━━━━━ Supplied data ━━━━━

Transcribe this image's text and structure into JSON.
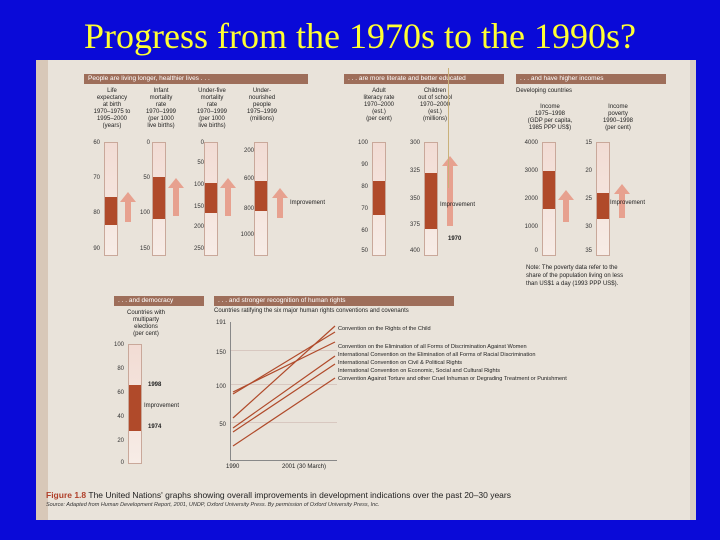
{
  "slide": {
    "title": "Progress from the 1970s to the 1990s?"
  },
  "panels": {
    "living": {
      "head": "People are living longer, healthier lives . . .",
      "cols": [
        {
          "label": "Life\nexpectancy\nat birth\n1970–1975 to\n1995–2000\n(years)",
          "ticks": [
            "60",
            "70",
            "80",
            "90"
          ]
        },
        {
          "label": "Infant\nmortality\nrate\n1970–1999\n(per 1000\nlive births)",
          "ticks": [
            "0",
            "50",
            "100",
            "150"
          ]
        },
        {
          "label": "Under-five\nmortality\nrate\n1970–1999\n(per 1000\nlive births)",
          "ticks": [
            "0",
            "50",
            "100",
            "150",
            "200",
            "250"
          ]
        },
        {
          "label": "Under-\nnourished\npeople\n1975–1999\n(millions)",
          "ticks": [
            "200",
            "600",
            "800",
            "1000"
          ]
        }
      ],
      "improvement": "Improvement"
    },
    "literate": {
      "head": ". . . are more literate and better educated",
      "cols": [
        {
          "label": "Adult\nliteracy rate\n1970–2000\n(est.)\n(per cent)",
          "ticks": [
            "100",
            "90",
            "80",
            "70",
            "60",
            "50"
          ]
        },
        {
          "label": "Children\nout of school\n1970–2000\n(est.)\n(millions)",
          "ticks": [
            "300",
            "325",
            "350",
            "375",
            "400"
          ]
        }
      ],
      "improvement": "Improvement",
      "year": "1970"
    },
    "incomes": {
      "head": ". . . and have higher incomes",
      "sub": "Developing countries",
      "cols": [
        {
          "label": "Income\n1975–1998\n(GDP per capita,\n1985 PPP US$)",
          "ticks": [
            "4000",
            "3000",
            "2000",
            "1000",
            "0"
          ]
        },
        {
          "label": "Income\npoverty\n1990–1998\n(per cent)",
          "ticks": [
            "15",
            "20",
            "25",
            "30",
            "35"
          ]
        }
      ],
      "improvement": "Improvement",
      "note": "Note: The poverty data refer to the\nshare of the population living on less\nthan US$1 a day (1993 PPP US$)."
    },
    "democracy": {
      "head": ". . . and democracy",
      "label": "Countries with\nmultiparty\nelections\n(per cent)",
      "ticks": [
        "100",
        "80",
        "60",
        "40",
        "20",
        "0"
      ],
      "year_top": "1998",
      "year_bottom": "1974",
      "improvement": "Improvement"
    },
    "rights": {
      "head": ". . . and stronger recognition of human rights",
      "sub": "Countries ratifying the six major human rights conventions and covenants",
      "ticks": [
        "191",
        "150",
        "100",
        "50"
      ],
      "x_start": "1990",
      "x_end": "2001 (30 March)",
      "conventions": [
        "Convention on the Rights of the Child",
        "Convention on the Elimination of all Forms of Discrimination Against Women",
        "International Convention on the Elimination of all Forms of Racial Discrimination",
        "International Convention on Civil & Political Rights",
        "International Convention on Economic, Social and Cultural Rights",
        "Convention Against Torture and other Cruel Inhuman or Degrading Treatment or Punishment"
      ]
    }
  },
  "figure": {
    "label": "Figure 1.8",
    "caption": "The United Nations' graphs showing overall improvements in development indications over the past 20–30 years",
    "source": "Source: Adapted from Human Development Report, 2001, UNDP, Oxford University Press. By permission of Oxford University Press, Inc."
  },
  "colors": {
    "slide_bg": "#0a0ad8",
    "title": "#ffff33",
    "panel_head": "#9e6e5a",
    "bar_fill": "#b04a2a",
    "arrow": "#e7a18f"
  }
}
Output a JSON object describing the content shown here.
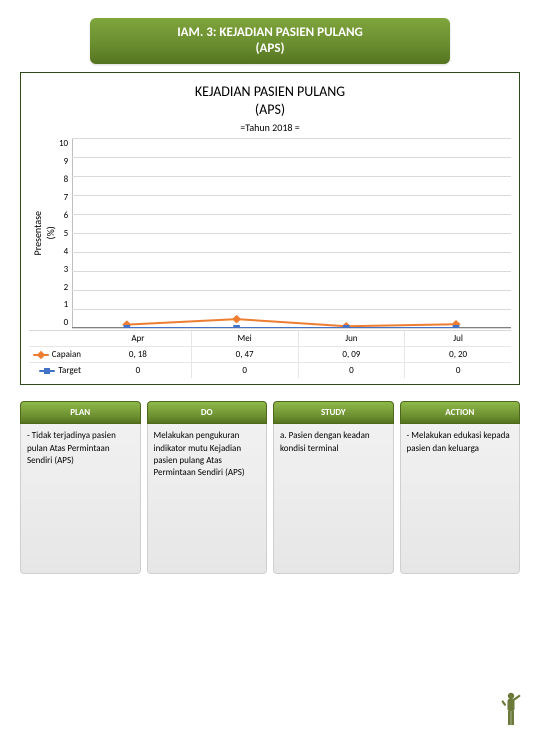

━━━━━

**Exercise task**
Omit every picture while copying the listing above exactly.

**The reply**
Transcribe this image's text and structure into JSON.
{
  "slide": {
    "title": "Progress from the 1970s to the 1990s?"
  },
  "panels": {
    "living": {
      "head": "People are living longer, healthier lives . . .",
      "cols": [
        {
          "label": "Life\nexpectancy\nat birth\n1970–1975 to\n1995–2000\n(years)",
          "ticks": [
            "60",
            "70",
            "80",
            "90"
          ]
        },
        {
          "label": "Infant\nmortality\nrate\n1970–1999\n(per 1000\nlive births)",
          "ticks": [
            "0",
            "50",
            "100",
            "150"
          ]
        },
        {
          "label": "Under-five\nmortality\nrate\n1970–1999\n(per 1000\nlive births)",
          "ticks": [
            "0",
            "50",
            "100",
            "150",
            "200",
            "250"
          ]
        },
        {
          "label": "Under-\nnourished\npeople\n1975–1999\n(millions)",
          "ticks": [
            "200",
            "600",
            "800",
            "1000"
          ]
        }
      ],
      "improvement": "Improvement"
    },
    "literate": {
      "head": ". . . are more literate and better educated",
      "cols": [
        {
          "label": "Adult\nliteracy rate\n1970–2000\n(est.)\n(per cent)",
          "ticks": [
            "100",
            "90",
            "80",
            "70",
            "60",
            "50"
          ]
        },
        {
          "label": "Children\nout of school\n1970–2000\n(est.)\n(millions)",
          "ticks": [
            "300",
            "325",
            "350",
            "375",
            "400"
          ]
        }
      ],
      "improvement": "Improvement",
      "year": "1970"
    },
    "incomes": {
      "head": ". . . and have higher incomes",
      "sub": "Developing countries",
      "cols": [
        {
          "label": "Income\n1975–1998\n(GDP per capita,\n1985 PPP US$)",
          "ticks": [
            "4000",
            "3000",
            "2000",
            "1000",
            "0"
          ]
        },
        {
          "label": "Income\npoverty\n1990–1998\n(per cent)",
          "ticks": [
            "15",
            "20",
            "25",
            "30",
            "35"
          ]
        }
      ],
      "improvement": "Improvement",
      "note": "Note: The poverty data refer to the\nshare of the population living on less\nthan US$1 a day (1993 PPP US$)."
    },
    "democracy": {
      "head": ". . . and democracy",
      "label": "Countries with\nmultiparty\nelections\n(per cent)",
      "ticks": [
        "100",
        "80",
        "60",
        "40",
        "20",
        "0"
      ],
      "year_top": "1998",
      "year_bottom": "1974",
      "improvement": "Improvement"
    },
    "rights": {
      "head": ". . . and stronger recognition of human rights",
      "sub": "Countries ratifying the six major human rights conventions and covenants",
      "ticks": [
        "191",
        "150",
        "100",
        "50"
      ],
      "x_start": "1990",
      "x_end": "2001 (30 March)",
      "conventions": [
        "Convention on the Rights of the Child",
        "Convention on the Elimination of all Forms of Discrimination Against Women",
        "International Convention on the Elimination of all Forms of Racial Discrimination",
        "International Convention on Civil & Political Rights",
        "International Convention on Economic, Social and Cultural Rights",
        "Convention Against Torture and other Cruel Inhuman or Degrading Treatment or Punishment"
      ]
    }
  },
  "figure": {
    "label": "Figure 1.8",
    "caption": "The United Nations' graphs showing overall improvements in development indications over the past 20–30 years",
    "source": "Source: Adapted from Human Development Report, 2001, UNDP, Oxford University Press. By permission of Oxford University Press, Inc."
  },
  "colors": {
    "slide_bg": "#0a0ad8",
    "title": "#ffff33",
    "panel_head": "#9e6e5a",
    "bar_fill": "#b04a2a",
    "arrow": "#e7a18f"
  }
}
Output a JSON object describing the content shown here.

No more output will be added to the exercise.